▶ [Task requirements]: Leave out the pictures and copy everything else in the entries exactly.

[Collected data]
==================================================
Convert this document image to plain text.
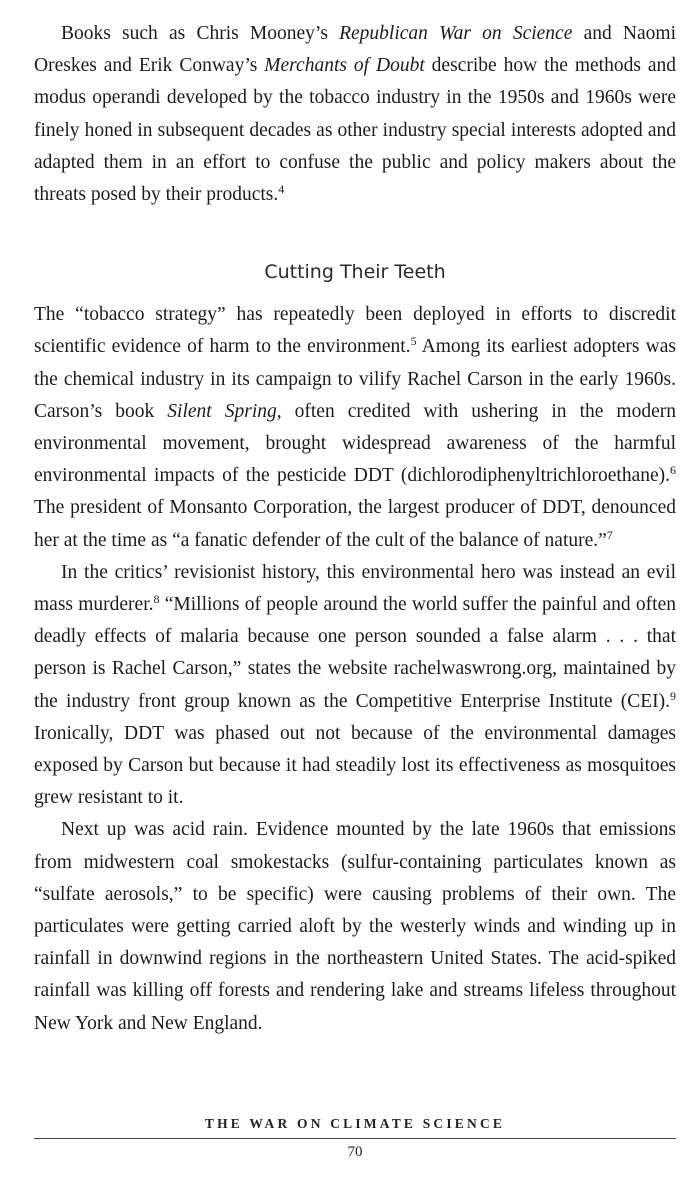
Books such as Chris Mooney’s Republican War on Science and Naomi Oreskes and Erik Conway’s Merchants of Doubt describe how the methods and modus operandi developed by the tobacco industry in the 1950s and 1960s were finely honed in subsequent decades as other industry special interests adopted and adapted them in an effort to confuse the public and policy makers about the threats posed by their products.$^4$

Cutting Their Teeth

The “tobacco strategy” has repeatedly been deployed in efforts to discredit scientific evidence of harm to the environment.$^5$ Among its earliest adopters was the chemical industry in its campaign to vilify Rachel Carson in the early 1960s. Carson’s book Silent Spring, often credited with ushering in the modern environmental movement, brought widespread awareness of the harmful environmental impacts of the pesticide DDT (dichlorodiphenyltrichloroethane).$^6$ The president of Monsanto Corporation, the largest producer of DDT, denounced her at the time as “a fanatic defender of the cult of the balance of nature.”$^7$

In the critics’ revisionist history, this environmental hero was instead an evil mass murderer.$^8$ “Millions of people around the world suffer the painful and often deadly effects of malaria because one person sounded a false alarm . . . that person is Rachel Carson,” states the website rachelwaswrong.org, maintained by the industry front group known as the Competitive Enterprise Institute (CEI).$^9$ Ironically, DDT was phased out not because of the environmental damages exposed by Carson but because it had steadily lost its effectiveness as mosquitoes grew resistant to it.

Next up was acid rain. Evidence mounted by the late 1960s that emissions from midwestern coal smokestacks (sulfur-containing particulates known as “sulfate aerosols,” to be specific) were causing problems of their own. The particulates were getting carried aloft by the westerly winds and winding up in rainfall in downwind regions in the northeastern United States. The acid-spiked rainfall was killing off forests and rendering lake and streams lifeless throughout New York and New England.

THE WAR ON CLIMATE SCIENCE
70
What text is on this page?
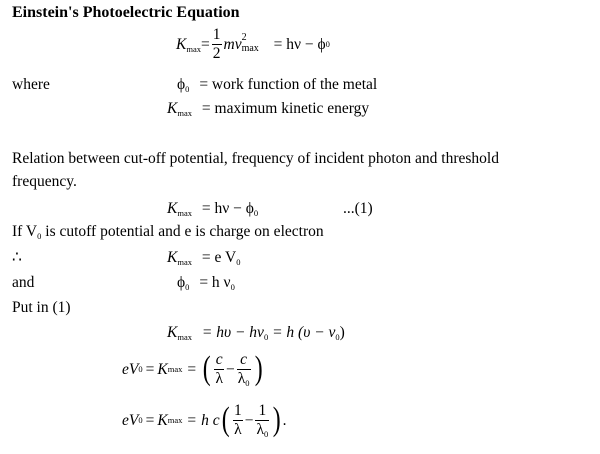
Einstein's Photoelectric Equation
$K_{max} = \frac{1}{2}$ mv 2
max = hν − ϕ 0
where	$\phi_0$ = work function of the metal
$K_{max}$ = maximum kinetic energy
Relation between cut-off potential, frequency of incident photon and threshold
frequency.
$K_{max} = h\nu - \phi_0$	...(1)
If $V_0$ is cutoff potential and e is charge on electron
∴	$K_{max} = e$ $V_0$
and	$\phi_0 = h$ $\nu_0$
Put in (1)
$K_{max} = h\upsilon - h\nu_0 = h$ $(\upsilon - \nu_0)$
eV 0 = K max = ( $\frac{c}{\lambda} - \frac{c}{\lambda_0}$ )
eV 0 = K max = h c ( $\frac{1}{\lambda} - \frac{1}{\lambda_0}$ ) .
==================================================
▶ [Solved exercise]:
Convert this document image to plain text.
Books such as Chris Mooney’s Republican War on Science and Naomi Oreskes and Erik Conway’s Merchants of Doubt describe how the methods and modus operandi developed by the tobacco industry in the 1950s and 1960s were finely honed in subsequent decades as other industry special interests adopted and adapted them in an effort to confuse the public and policy makers about the threats posed by their products.$^4$

Cutting Their Teeth

The “tobacco strategy” has repeatedly been deployed in efforts to discredit scientific evidence of harm to the environment.$^5$ Among its earliest adopters was the chemical industry in its campaign to vilify Rachel Carson in the early 1960s. Carson’s book Silent Spring, often credited with ushering in the modern environmental movement, brought widespread awareness of the harmful environmental impacts of the pesticide DDT (dichlorodiphenyltrichloroethane).$^6$ The president of Monsanto Corporation, the largest producer of DDT, denounced her at the time as “a fanatic defender of the cult of the balance of nature.”$^7$

In the critics’ revisionist history, this environmental hero was instead an evil mass murderer.$^8$ “Millions of people around the world suffer the painful and often deadly effects of malaria because one person sounded a false alarm . . . that person is Rachel Carson,” states the website rachelwaswrong.org, maintained by the industry front group known as the Competitive Enterprise Institute (CEI).$^9$ Ironically, DDT was phased out not because of the environmental damages exposed by Carson but because it had steadily lost its effectiveness as mosquitoes grew resistant to it.

Next up was acid rain. Evidence mounted by the late 1960s that emissions from midwestern coal smokestacks (sulfur-containing particulates known as “sulfate aerosols,” to be specific) were causing problems of their own. The particulates were getting carried aloft by the westerly winds and winding up in rainfall in downwind regions in the northeastern United States. The acid-spiked rainfall was killing off forests and rendering lake and streams lifeless throughout New York and New England.

THE WAR ON CLIMATE SCIENCE
70
What text is on this page?
Einstein's Photoelectric Equation
$K_{max} = \frac{1}{2}$ mv 2
max = hν − ϕ 0
where	$\phi_0$ = work function of the metal
$K_{max}$ = maximum kinetic energy
Relation between cut-off potential, frequency of incident photon and threshold
frequency.
$K_{max} = h\nu - \phi_0$	...(1)
If $V_0$ is cutoff potential and e is charge on electron
∴	$K_{max} = e$ $V_0$
and	$\phi_0 = h$ $\nu_0$
Put in (1)
$K_{max} = h\upsilon - h\nu_0 = h$ $(\upsilon - \nu_0)$
eV 0 = K max = ( $\frac{c}{\lambda} - \frac{c}{\lambda_0}$ )
eV 0 = K max = h c ( $\frac{1}{\lambda} - \frac{1}{\lambda_0}$ ) .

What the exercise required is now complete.